_What the exercise asks_
The records that follow are to be repeated without alteration.

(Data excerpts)
^^^^^^^^

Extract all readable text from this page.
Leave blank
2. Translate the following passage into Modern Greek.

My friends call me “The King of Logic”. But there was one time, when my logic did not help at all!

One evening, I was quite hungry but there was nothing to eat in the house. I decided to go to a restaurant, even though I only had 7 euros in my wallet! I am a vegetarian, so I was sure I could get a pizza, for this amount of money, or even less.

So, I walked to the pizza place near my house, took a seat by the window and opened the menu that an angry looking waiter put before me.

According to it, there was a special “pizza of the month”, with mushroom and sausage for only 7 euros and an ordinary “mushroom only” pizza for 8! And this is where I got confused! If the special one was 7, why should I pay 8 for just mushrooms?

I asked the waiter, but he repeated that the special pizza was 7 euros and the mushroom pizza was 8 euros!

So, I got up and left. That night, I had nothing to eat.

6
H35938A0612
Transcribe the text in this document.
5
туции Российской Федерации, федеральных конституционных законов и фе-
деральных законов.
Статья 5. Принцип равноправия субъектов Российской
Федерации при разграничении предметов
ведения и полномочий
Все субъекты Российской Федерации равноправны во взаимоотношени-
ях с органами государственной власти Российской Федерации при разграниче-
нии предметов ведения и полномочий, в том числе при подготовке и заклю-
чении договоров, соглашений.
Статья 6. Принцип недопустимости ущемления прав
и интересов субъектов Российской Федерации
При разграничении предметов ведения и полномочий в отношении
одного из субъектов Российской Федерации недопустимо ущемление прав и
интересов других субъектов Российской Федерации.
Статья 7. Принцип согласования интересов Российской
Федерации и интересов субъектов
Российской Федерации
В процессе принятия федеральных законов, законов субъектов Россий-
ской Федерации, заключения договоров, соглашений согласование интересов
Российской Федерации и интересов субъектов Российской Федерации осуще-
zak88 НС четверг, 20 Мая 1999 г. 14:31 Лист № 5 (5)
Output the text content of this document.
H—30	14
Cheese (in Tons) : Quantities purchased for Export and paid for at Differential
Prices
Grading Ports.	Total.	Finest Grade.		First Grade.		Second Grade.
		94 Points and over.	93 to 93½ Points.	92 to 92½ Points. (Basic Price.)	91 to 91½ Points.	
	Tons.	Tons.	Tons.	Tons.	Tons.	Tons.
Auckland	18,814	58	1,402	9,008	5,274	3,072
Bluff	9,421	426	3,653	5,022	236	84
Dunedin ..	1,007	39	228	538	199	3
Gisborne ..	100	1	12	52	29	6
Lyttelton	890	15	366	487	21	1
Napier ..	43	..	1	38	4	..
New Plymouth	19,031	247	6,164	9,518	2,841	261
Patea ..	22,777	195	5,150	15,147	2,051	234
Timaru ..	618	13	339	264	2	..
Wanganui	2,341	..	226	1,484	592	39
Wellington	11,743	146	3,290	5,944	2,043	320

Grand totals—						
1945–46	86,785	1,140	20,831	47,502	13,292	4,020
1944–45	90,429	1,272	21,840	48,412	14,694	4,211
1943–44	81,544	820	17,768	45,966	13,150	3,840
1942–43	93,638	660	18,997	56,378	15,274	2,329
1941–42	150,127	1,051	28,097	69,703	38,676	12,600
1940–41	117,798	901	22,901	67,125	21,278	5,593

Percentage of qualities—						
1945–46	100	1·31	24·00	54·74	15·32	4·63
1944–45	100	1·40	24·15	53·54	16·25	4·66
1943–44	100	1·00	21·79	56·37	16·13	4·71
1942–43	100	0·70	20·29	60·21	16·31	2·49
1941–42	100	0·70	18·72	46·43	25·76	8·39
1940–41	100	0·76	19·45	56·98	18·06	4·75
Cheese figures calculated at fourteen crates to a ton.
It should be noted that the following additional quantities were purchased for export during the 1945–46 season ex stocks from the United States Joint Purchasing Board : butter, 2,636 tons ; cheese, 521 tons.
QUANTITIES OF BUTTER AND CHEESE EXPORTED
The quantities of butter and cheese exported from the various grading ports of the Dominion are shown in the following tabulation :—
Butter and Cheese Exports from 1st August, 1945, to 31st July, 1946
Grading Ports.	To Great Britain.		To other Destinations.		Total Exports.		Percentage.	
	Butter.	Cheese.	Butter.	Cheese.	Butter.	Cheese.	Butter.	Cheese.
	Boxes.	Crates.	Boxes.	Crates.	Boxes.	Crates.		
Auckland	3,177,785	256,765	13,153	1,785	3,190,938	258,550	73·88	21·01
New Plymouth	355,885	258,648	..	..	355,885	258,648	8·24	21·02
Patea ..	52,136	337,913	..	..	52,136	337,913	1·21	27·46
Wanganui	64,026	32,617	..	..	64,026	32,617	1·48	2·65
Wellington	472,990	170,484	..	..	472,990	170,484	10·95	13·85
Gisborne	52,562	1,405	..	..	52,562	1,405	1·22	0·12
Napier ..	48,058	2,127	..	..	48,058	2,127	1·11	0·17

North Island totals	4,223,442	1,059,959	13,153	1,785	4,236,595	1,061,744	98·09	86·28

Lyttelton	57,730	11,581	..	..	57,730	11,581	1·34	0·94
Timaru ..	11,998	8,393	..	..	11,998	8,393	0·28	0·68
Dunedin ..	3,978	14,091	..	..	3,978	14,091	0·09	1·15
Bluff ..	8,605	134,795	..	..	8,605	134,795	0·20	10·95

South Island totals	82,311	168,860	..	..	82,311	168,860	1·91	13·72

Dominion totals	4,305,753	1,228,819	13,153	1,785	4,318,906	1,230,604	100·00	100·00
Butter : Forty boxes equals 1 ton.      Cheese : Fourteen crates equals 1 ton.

^^^^^^^^

_Full solution_
Extract all readable text from this page.
Leave blank
2. Translate the following passage into Modern Greek.

My friends call me “The King of Logic”. But there was one time, when my logic did not help at all!

One evening, I was quite hungry but there was nothing to eat in the house. I decided to go to a restaurant, even though I only had 7 euros in my wallet! I am a vegetarian, so I was sure I could get a pizza, for this amount of money, or even less.

So, I walked to the pizza place near my house, took a seat by the window and opened the menu that an angry looking waiter put before me.

According to it, there was a special “pizza of the month”, with mushroom and sausage for only 7 euros and an ordinary “mushroom only” pizza for 8! And this is where I got confused! If the special one was 7, why should I pay 8 for just mushrooms?

I asked the waiter, but he repeated that the special pizza was 7 euros and the mushroom pizza was 8 euros!

So, I got up and left. That night, I had nothing to eat.

6
H35938A0612
Transcribe the text in this document.
5
туции Российской Федерации, федеральных конституционных законов и фе-
деральных законов.
Статья 5. Принцип равноправия субъектов Российской
Федерации при разграничении предметов
ведения и полномочий
Все субъекты Российской Федерации равноправны во взаимоотношени-
ях с органами государственной власти Российской Федерации при разграниче-
нии предметов ведения и полномочий, в том числе при подготовке и заклю-
чении договоров, соглашений.
Статья 6. Принцип недопустимости ущемления прав
и интересов субъектов Российской Федерации
При разграничении предметов ведения и полномочий в отношении
одного из субъектов Российской Федерации недопустимо ущемление прав и
интересов других субъектов Российской Федерации.
Статья 7. Принцип согласования интересов Российской
Федерации и интересов субъектов
Российской Федерации
В процессе принятия федеральных законов, законов субъектов Россий-
ской Федерации, заключения договоров, соглашений согласование интересов
Российской Федерации и интересов субъектов Российской Федерации осуще-
zak88 НС четверг, 20 Мая 1999 г. 14:31 Лист № 5 (5)
Output the text content of this document.
H—30	14
Cheese (in Tons) : Quantities purchased for Export and paid for at Differential
Prices
Grading Ports.	Total.	Finest Grade.		First Grade.		Second Grade.
		94 Points and over.	93 to 93½ Points.	92 to 92½ Points. (Basic Price.)	91 to 91½ Points.	
	Tons.	Tons.	Tons.	Tons.	Tons.	Tons.
Auckland	18,814	58	1,402	9,008	5,274	3,072
Bluff	9,421	426	3,653	5,022	236	84
Dunedin ..	1,007	39	228	538	199	3
Gisborne ..	100	1	12	52	29	6
Lyttelton	890	15	366	487	21	1
Napier ..	43	..	1	38	4	..
New Plymouth	19,031	247	6,164	9,518	2,841	261
Patea ..	22,777	195	5,150	15,147	2,051	234
Timaru ..	618	13	339	264	2	..
Wanganui	2,341	..	226	1,484	592	39
Wellington	11,743	146	3,290	5,944	2,043	320

Grand totals—						
1945–46	86,785	1,140	20,831	47,502	13,292	4,020
1944–45	90,429	1,272	21,840	48,412	14,694	4,211
1943–44	81,544	820	17,768	45,966	13,150	3,840
1942–43	93,638	660	18,997	56,378	15,274	2,329
1941–42	150,127	1,051	28,097	69,703	38,676	12,600
1940–41	117,798	901	22,901	67,125	21,278	5,593

Percentage of qualities—						
1945–46	100	1·31	24·00	54·74	15·32	4·63
1944–45	100	1·40	24·15	53·54	16·25	4·66
1943–44	100	1·00	21·79	56·37	16·13	4·71
1942–43	100	0·70	20·29	60·21	16·31	2·49
1941–42	100	0·70	18·72	46·43	25·76	8·39
1940–41	100	0·76	19·45	56·98	18·06	4·75
Cheese figures calculated at fourteen crates to a ton.
It should be noted that the following additional quantities were purchased for export during the 1945–46 season ex stocks from the United States Joint Purchasing Board : butter, 2,636 tons ; cheese, 521 tons.
QUANTITIES OF BUTTER AND CHEESE EXPORTED
The quantities of butter and cheese exported from the various grading ports of the Dominion are shown in the following tabulation :—
Butter and Cheese Exports from 1st August, 1945, to 31st July, 1946
Grading Ports.	To Great Britain.		To other Destinations.		Total Exports.		Percentage.	
	Butter.	Cheese.	Butter.	Cheese.	Butter.	Cheese.	Butter.	Cheese.
	Boxes.	Crates.	Boxes.	Crates.	Boxes.	Crates.		
Auckland	3,177,785	256,765	13,153	1,785	3,190,938	258,550	73·88	21·01
New Plymouth	355,885	258,648	..	..	355,885	258,648	8·24	21·02
Patea ..	52,136	337,913	..	..	52,136	337,913	1·21	27·46
Wanganui	64,026	32,617	..	..	64,026	32,617	1·48	2·65
Wellington	472,990	170,484	..	..	472,990	170,484	10·95	13·85
Gisborne	52,562	1,405	..	..	52,562	1,405	1·22	0·12
Napier ..	48,058	2,127	..	..	48,058	2,127	1·11	0·17

North Island totals	4,223,442	1,059,959	13,153	1,785	4,236,595	1,061,744	98·09	86·28

Lyttelton	57,730	11,581	..	..	57,730	11,581	1·34	0·94
Timaru ..	11,998	8,393	..	..	11,998	8,393	0·28	0·68
Dunedin ..	3,978	14,091	..	..	3,978	14,091	0·09	1·15
Bluff ..	8,605	134,795	..	..	8,605	134,795	0·20	10·95

South Island totals	82,311	168,860	..	..	82,311	168,860	1·91	13·72

Dominion totals	4,305,753	1,228,819	13,153	1,785	4,318,906	1,230,604	100·00	100·00
Butter : Forty boxes equals 1 ton.      Cheese : Fourteen crates equals 1 ton.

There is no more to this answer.